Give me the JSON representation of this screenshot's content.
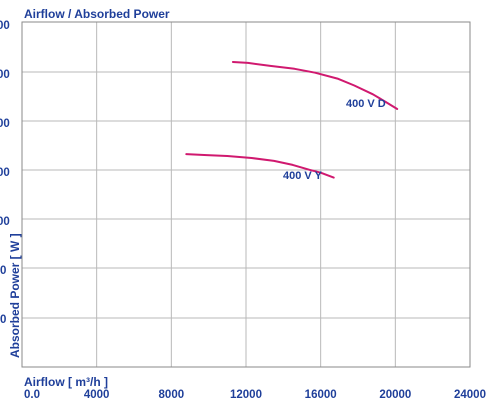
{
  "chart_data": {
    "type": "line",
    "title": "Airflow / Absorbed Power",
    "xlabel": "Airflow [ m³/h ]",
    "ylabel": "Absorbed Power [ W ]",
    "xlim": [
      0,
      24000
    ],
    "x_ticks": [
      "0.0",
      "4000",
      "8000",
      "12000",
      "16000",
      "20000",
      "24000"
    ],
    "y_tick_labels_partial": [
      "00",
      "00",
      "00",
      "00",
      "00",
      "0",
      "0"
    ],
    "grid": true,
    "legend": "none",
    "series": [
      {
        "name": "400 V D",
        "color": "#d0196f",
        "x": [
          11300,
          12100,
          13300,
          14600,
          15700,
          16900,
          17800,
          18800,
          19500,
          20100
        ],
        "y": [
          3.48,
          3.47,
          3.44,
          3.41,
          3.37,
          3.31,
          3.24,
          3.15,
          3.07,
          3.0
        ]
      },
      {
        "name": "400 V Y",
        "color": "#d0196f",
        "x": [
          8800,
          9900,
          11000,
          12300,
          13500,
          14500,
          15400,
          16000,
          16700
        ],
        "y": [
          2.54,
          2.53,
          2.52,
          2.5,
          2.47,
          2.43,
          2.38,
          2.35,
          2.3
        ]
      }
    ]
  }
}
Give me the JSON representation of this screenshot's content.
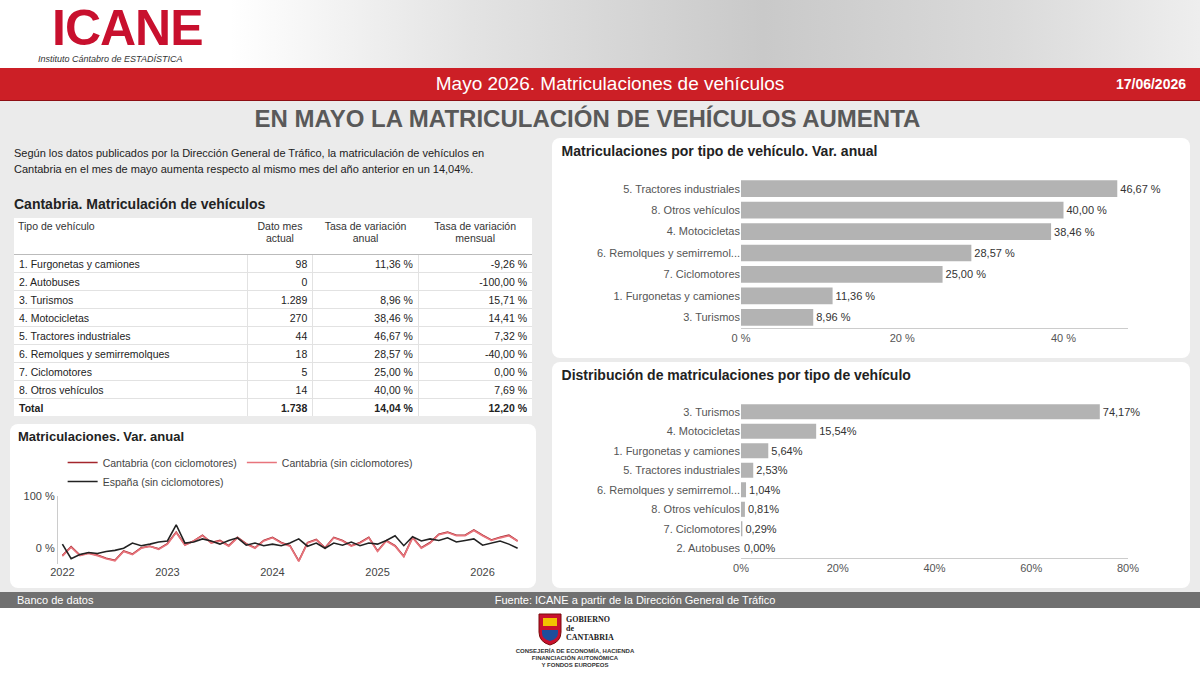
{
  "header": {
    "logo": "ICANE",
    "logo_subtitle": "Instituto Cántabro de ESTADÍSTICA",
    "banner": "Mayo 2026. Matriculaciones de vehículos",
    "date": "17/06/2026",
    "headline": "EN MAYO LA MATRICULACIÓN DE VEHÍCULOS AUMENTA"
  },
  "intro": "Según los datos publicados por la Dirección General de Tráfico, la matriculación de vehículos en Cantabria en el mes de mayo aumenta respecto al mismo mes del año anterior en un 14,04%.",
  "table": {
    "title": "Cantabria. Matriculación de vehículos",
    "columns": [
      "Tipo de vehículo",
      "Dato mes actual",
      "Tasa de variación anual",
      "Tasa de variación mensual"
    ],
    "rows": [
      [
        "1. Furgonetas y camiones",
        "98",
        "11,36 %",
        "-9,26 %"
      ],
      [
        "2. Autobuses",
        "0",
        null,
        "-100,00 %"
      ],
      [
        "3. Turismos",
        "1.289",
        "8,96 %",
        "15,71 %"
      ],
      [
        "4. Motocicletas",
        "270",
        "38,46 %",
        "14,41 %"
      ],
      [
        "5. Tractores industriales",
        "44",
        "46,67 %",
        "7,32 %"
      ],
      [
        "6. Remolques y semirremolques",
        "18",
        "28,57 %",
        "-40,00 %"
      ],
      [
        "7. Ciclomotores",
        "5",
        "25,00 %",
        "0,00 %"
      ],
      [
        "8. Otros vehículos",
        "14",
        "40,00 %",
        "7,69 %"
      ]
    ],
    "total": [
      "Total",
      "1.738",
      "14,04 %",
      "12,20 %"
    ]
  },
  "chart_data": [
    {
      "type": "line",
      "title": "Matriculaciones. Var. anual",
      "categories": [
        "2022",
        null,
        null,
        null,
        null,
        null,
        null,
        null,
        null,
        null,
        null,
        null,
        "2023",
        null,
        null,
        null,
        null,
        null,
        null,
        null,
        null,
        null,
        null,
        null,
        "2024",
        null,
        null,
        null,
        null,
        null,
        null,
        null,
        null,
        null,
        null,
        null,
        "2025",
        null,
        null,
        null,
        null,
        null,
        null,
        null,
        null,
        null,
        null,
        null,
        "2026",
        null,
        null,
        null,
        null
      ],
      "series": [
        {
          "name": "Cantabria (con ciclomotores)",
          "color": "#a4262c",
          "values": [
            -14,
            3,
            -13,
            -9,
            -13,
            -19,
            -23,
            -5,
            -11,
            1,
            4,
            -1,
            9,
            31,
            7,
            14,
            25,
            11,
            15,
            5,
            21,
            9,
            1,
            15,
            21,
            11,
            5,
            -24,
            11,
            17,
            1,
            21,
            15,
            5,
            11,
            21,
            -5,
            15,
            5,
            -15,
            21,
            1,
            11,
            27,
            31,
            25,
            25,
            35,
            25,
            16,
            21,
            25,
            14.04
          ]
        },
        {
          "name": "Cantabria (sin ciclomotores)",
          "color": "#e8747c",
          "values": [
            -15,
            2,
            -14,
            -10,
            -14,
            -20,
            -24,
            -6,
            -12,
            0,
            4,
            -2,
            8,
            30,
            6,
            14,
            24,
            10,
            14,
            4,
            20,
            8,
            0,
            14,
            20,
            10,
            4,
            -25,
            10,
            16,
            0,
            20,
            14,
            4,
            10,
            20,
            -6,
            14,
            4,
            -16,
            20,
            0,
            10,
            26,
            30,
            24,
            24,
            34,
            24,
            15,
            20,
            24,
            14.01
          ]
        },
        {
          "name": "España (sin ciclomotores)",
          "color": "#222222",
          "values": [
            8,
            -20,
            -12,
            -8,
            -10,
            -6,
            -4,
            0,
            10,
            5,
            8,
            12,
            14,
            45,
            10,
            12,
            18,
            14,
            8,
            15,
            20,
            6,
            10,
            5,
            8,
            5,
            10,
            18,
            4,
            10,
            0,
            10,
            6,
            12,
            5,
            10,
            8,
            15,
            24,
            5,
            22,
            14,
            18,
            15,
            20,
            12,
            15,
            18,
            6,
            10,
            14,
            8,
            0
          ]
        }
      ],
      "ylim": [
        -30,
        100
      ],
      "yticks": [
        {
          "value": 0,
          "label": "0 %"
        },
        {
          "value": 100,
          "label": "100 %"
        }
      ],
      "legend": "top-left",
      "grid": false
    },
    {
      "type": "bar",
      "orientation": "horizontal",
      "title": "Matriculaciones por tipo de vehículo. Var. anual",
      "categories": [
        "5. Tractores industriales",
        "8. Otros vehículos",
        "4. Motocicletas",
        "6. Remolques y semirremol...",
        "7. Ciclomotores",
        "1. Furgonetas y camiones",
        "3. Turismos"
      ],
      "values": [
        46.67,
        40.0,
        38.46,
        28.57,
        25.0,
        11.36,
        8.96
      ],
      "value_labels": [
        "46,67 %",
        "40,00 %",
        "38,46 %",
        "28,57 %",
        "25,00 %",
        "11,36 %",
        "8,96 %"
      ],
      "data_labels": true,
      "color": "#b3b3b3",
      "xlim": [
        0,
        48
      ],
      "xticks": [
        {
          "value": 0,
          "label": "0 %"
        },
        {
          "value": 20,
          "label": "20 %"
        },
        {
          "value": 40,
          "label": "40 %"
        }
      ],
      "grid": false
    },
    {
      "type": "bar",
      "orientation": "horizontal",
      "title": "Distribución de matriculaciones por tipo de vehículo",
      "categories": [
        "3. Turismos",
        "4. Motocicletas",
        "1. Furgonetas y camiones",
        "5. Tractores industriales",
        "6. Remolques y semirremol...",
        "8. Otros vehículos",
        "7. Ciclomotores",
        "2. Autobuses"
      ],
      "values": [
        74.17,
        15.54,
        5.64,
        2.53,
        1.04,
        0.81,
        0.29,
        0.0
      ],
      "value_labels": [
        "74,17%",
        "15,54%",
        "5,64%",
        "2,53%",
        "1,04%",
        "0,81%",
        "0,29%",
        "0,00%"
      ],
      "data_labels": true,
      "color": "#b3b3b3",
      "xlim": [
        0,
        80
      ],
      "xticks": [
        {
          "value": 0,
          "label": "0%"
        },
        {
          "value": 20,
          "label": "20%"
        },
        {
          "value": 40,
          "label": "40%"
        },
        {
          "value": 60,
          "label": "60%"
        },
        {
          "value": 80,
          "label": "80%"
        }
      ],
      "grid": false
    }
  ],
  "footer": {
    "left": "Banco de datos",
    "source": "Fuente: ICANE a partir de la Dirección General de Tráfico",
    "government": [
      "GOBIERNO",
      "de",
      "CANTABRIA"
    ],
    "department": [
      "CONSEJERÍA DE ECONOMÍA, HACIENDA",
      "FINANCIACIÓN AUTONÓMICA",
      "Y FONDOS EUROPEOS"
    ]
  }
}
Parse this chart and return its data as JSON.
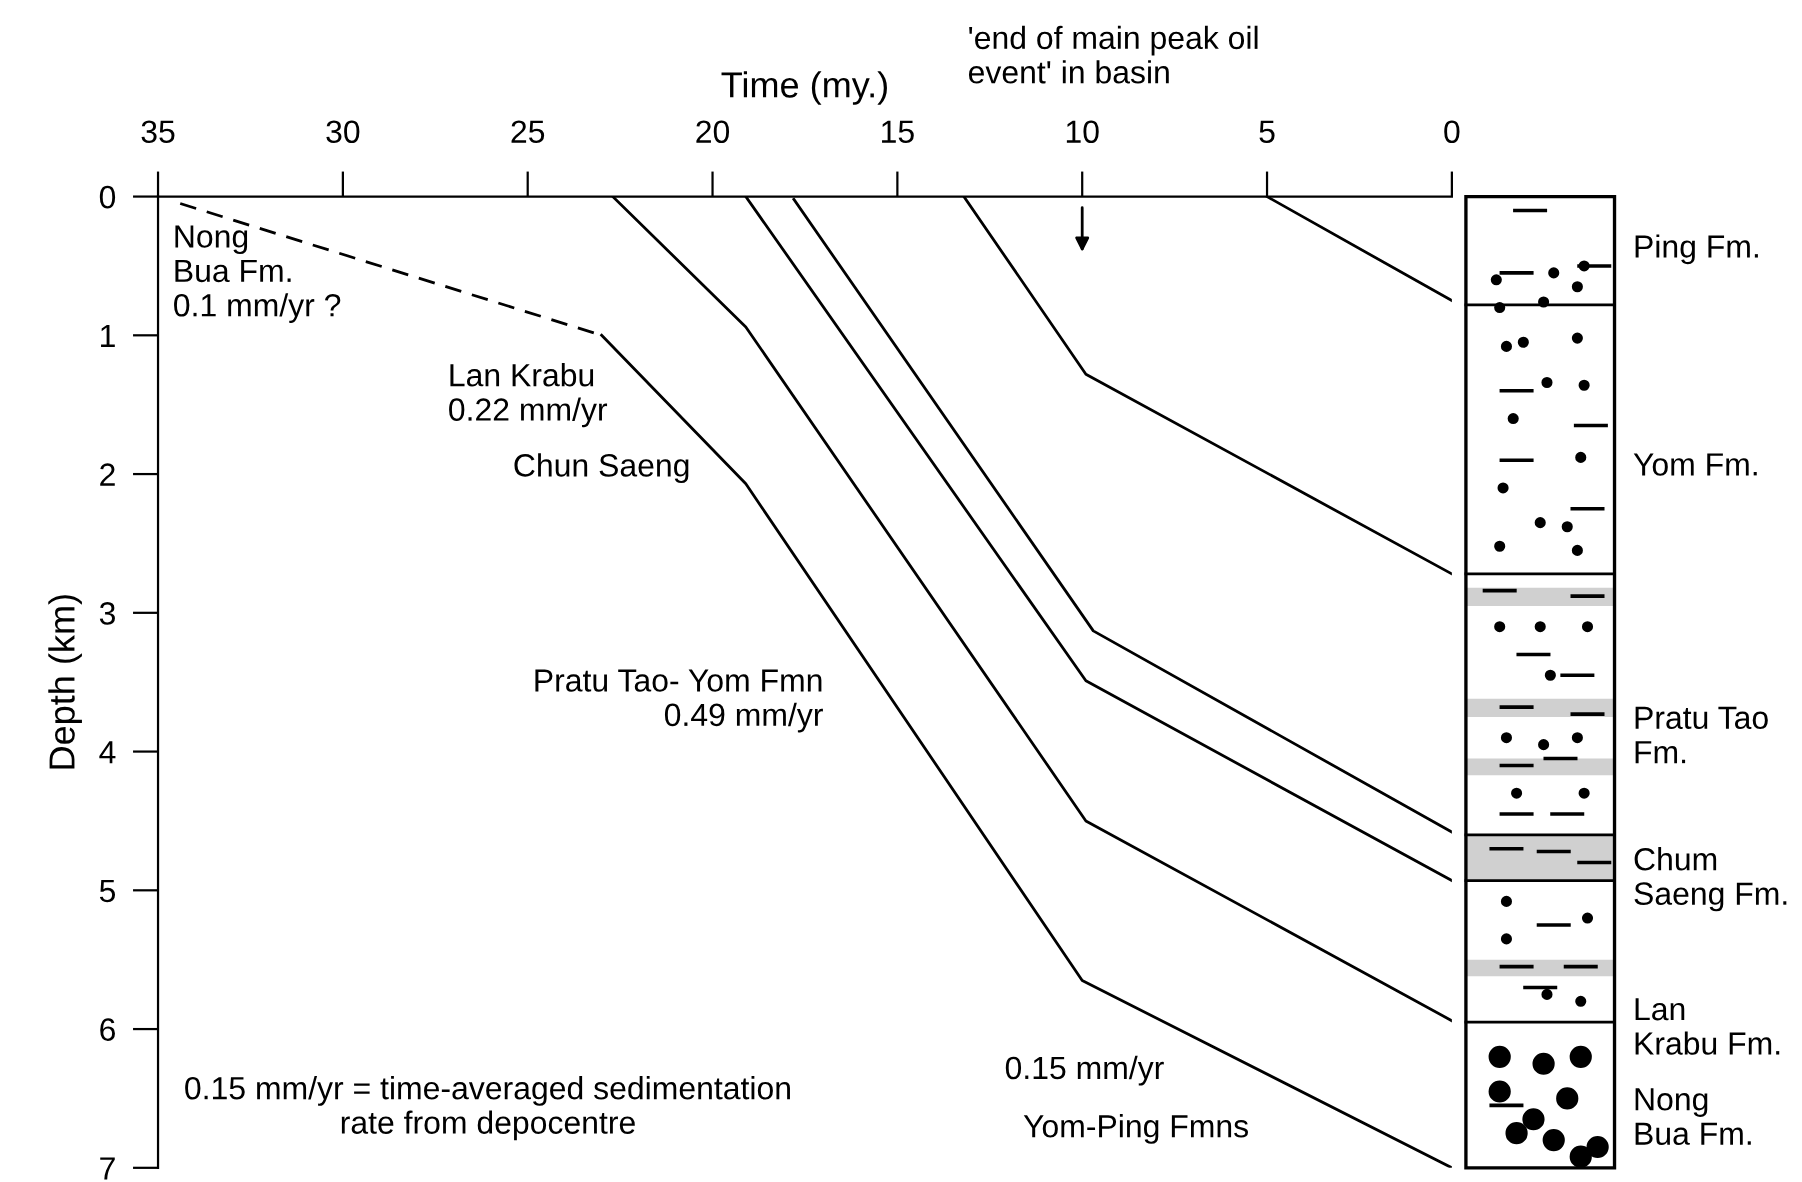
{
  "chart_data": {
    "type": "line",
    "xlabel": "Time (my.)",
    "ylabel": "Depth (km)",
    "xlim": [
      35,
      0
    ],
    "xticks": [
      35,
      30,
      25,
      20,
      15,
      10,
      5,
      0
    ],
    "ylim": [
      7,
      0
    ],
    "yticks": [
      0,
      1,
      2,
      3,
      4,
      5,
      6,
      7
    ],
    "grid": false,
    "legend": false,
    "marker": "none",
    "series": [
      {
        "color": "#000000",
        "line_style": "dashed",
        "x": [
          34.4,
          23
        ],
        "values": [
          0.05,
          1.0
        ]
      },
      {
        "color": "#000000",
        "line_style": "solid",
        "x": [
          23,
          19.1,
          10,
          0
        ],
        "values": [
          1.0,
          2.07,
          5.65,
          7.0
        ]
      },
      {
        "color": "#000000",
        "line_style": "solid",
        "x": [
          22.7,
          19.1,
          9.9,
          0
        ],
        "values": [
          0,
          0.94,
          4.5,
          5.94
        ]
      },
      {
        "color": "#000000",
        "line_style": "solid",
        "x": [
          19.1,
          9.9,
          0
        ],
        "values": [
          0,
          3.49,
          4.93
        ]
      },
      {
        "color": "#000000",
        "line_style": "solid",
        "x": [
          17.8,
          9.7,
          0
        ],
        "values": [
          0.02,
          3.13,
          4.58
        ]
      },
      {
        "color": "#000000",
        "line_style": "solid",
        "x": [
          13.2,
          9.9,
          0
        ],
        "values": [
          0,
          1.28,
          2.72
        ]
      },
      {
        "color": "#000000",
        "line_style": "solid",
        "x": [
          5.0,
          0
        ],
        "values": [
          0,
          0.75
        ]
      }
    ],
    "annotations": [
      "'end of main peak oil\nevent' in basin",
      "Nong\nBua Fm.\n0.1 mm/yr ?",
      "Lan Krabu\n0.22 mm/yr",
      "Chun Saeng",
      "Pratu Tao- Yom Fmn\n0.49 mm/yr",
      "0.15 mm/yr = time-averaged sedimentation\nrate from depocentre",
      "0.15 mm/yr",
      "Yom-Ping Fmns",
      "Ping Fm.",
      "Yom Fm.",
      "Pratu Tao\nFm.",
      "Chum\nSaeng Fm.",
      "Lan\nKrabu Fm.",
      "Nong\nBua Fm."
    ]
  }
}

■ SHORT EXERCISE ■
Gather up, from the records above, each line where the word "name" appears.

■ EXERCISE RESPONSE ■
        "name": "400 V D",
        "name": "400 V Y",
          "name": "Cantabria (con ciclomotores)",
          "name": "Cantabria (sin ciclomotores)",
          "name": "España (sin ciclomotores)",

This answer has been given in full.